Written exercise: Print the entries verbatim, leaving out the images they contain.

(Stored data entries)
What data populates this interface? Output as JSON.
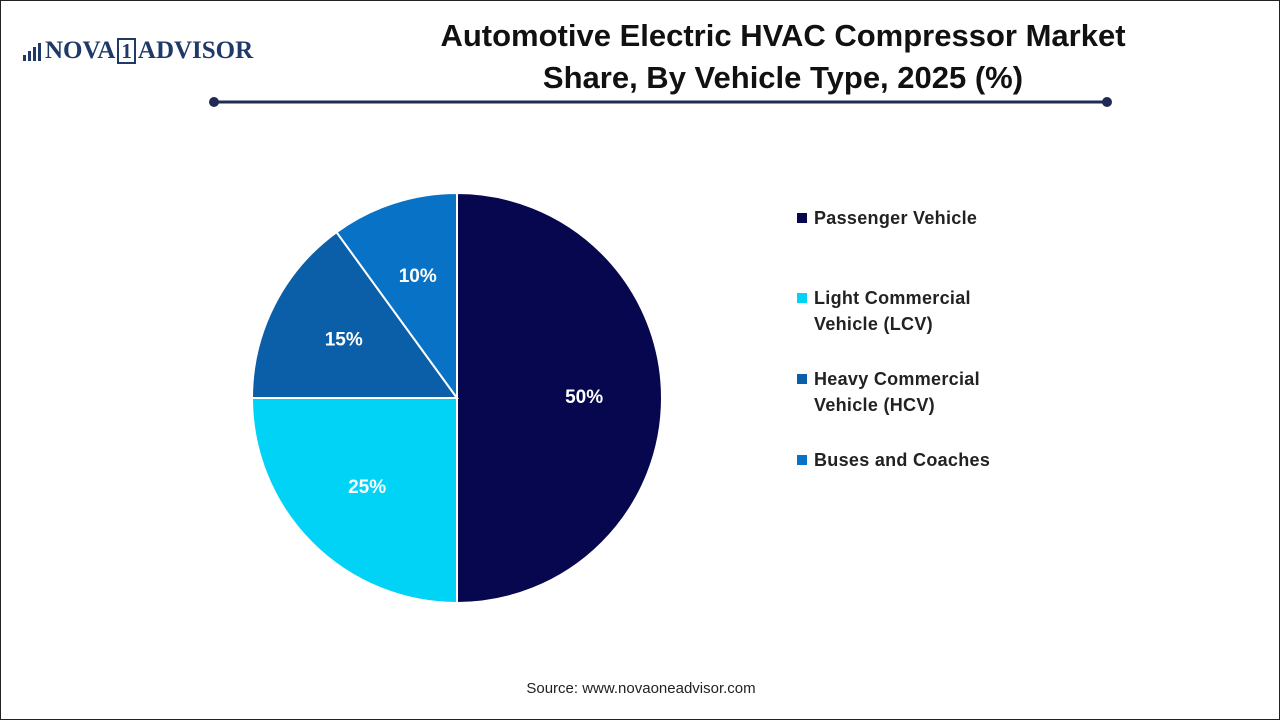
{
  "logo": {
    "left": "NOVA",
    "mark": "1",
    "right": "ADVISOR"
  },
  "chart_data": {
    "type": "pie",
    "title": "Automotive Electric HVAC Compressor Market Share, By Vehicle Type, 2025 (%)",
    "categories": [
      "Passenger Vehicle",
      "Light Commercial Vehicle (LCV)",
      "Heavy Commercial Vehicle (HCV)",
      "Buses and Coaches"
    ],
    "values": [
      50,
      25,
      15,
      10
    ],
    "value_labels": [
      "50%",
      "25%",
      "15%",
      "10%"
    ],
    "colors": [
      "#07074f",
      "#00d3f6",
      "#0b5ea8",
      "#0873c6"
    ]
  },
  "source": "Source: www.novaoneadvisor.com"
}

Exercise response:
What data populates this interface? Output as JSON.
{
  "logo": {
    "left": "NOVA",
    "mark": "1",
    "right": "ADVISOR"
  },
  "chart_data": {
    "type": "pie",
    "title": "Automotive Electric HVAC Compressor Market Share, By Vehicle Type, 2025 (%)",
    "categories": [
      "Passenger Vehicle",
      "Light Commercial Vehicle (LCV)",
      "Heavy Commercial Vehicle (HCV)",
      "Buses and Coaches"
    ],
    "values": [
      50,
      25,
      15,
      10
    ],
    "value_labels": [
      "50%",
      "25%",
      "15%",
      "10%"
    ],
    "colors": [
      "#07074f",
      "#00d3f6",
      "#0b5ea8",
      "#0873c6"
    ]
  },
  "source": "Source: www.novaoneadvisor.com"
}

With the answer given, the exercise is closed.